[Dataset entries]
******************************

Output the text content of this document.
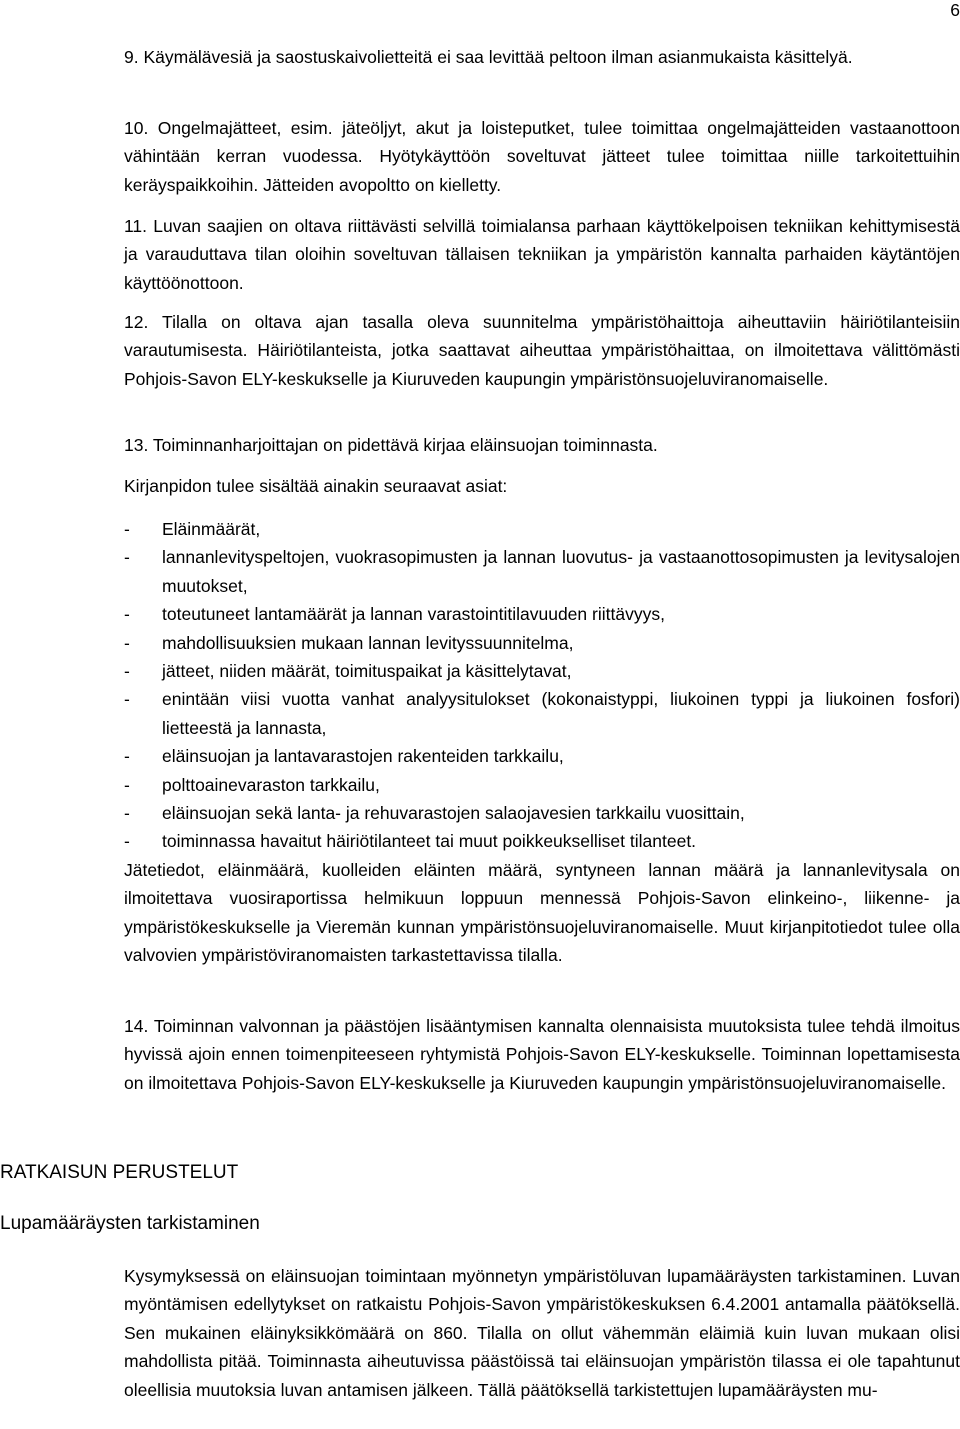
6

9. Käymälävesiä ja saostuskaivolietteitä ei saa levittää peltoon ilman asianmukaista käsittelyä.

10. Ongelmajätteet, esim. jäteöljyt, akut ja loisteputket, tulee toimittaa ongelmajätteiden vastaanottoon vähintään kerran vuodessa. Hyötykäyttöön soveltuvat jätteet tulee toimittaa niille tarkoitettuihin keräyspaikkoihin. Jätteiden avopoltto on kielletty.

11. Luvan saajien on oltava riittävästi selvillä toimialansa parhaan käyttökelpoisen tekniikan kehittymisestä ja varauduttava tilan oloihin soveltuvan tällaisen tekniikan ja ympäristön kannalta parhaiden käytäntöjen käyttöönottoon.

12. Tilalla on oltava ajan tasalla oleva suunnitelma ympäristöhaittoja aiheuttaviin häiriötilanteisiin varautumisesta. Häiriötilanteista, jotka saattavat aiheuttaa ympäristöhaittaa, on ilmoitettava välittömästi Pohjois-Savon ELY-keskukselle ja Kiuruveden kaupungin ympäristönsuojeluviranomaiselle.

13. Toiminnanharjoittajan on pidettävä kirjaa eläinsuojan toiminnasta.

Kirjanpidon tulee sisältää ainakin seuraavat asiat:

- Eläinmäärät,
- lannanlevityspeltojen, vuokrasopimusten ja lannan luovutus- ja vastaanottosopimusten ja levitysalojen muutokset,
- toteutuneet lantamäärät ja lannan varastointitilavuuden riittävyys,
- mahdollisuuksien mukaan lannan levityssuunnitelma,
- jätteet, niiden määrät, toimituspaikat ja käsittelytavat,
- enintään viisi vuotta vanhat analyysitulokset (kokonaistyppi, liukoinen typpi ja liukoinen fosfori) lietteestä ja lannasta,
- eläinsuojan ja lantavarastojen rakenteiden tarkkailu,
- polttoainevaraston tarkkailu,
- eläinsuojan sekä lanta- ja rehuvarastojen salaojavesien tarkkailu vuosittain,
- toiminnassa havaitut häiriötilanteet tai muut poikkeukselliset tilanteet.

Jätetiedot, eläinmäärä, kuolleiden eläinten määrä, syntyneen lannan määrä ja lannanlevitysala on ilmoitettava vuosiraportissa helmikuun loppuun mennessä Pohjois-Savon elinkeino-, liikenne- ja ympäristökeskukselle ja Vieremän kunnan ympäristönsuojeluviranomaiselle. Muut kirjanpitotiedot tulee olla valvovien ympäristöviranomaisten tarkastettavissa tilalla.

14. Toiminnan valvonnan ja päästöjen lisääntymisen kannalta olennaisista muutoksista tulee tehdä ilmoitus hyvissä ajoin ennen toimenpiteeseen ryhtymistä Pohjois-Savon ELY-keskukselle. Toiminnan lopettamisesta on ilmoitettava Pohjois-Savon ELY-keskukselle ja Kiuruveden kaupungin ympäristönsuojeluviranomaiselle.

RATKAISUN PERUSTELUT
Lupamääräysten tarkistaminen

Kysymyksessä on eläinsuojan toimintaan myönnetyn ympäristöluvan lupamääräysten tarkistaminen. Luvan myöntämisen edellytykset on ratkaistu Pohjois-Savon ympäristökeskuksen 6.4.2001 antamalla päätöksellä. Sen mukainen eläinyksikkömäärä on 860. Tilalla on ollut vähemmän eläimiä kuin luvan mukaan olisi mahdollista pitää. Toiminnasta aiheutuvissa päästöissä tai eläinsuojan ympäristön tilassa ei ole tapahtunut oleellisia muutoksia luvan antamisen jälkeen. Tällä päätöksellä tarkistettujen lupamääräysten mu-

******************************

TO BE DONE:
Write out each line of the data that holds the string "kannalta".

OUTPUT BELOW:
11. Luvan saajien on oltava riittävästi selvillä toimialansa parhaan käyttökelpoisen tekniikan kehittymisestä ja varauduttava tilan oloihin soveltuvan tällaisen tekniikan ja ympäristön kannalta parhaiden käytäntöjen käyttöönottoon.
14. Toiminnan valvonnan ja päästöjen lisääntymisen kannalta olennaisista muutoksista tulee tehdä ilmoitus hyvissä ajoin ennen toimenpiteeseen ryhtymistä Pohjois-Savon ELY-keskukselle. Toiminnan lopettamisesta on ilmoitettava Pohjois-Savon ELY-keskukselle ja Kiuruveden kaupungin ympäristönsuojeluviranomaiselle.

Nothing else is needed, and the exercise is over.